- _Exercise task_
Show only lines that include "name".

- _Material provided_
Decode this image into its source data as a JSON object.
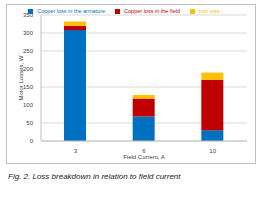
{
  "chart_data": {
    "type": "bar",
    "caption": "Fig. 2. Loss breakdown in relation to field current",
    "x_label": "Field Current, A",
    "y_label": "Motor Losses, W",
    "categories": [
      "3",
      "6",
      "10"
    ],
    "series": [
      {
        "name": "Copper loss in the armature",
        "color": "#0070c0",
        "values": [
          308,
          68,
          30
        ]
      },
      {
        "name": "Copper loss in the field",
        "color": "#c00000",
        "values": [
          12,
          50,
          140
        ]
      },
      {
        "name": "Iron loss",
        "color": "#ffc000",
        "values": [
          12,
          10,
          20
        ]
      }
    ],
    "stacked": true,
    "ylim": [
      0,
      350
    ],
    "yticks": [
      0,
      50,
      100,
      150,
      200,
      250,
      300,
      350
    ],
    "grid": true,
    "legend": "top"
  }
}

- _Solution to this task_
        "name": "Copper loss in the armature",
        "name": "Copper loss in the field",
        "name": "Iron loss",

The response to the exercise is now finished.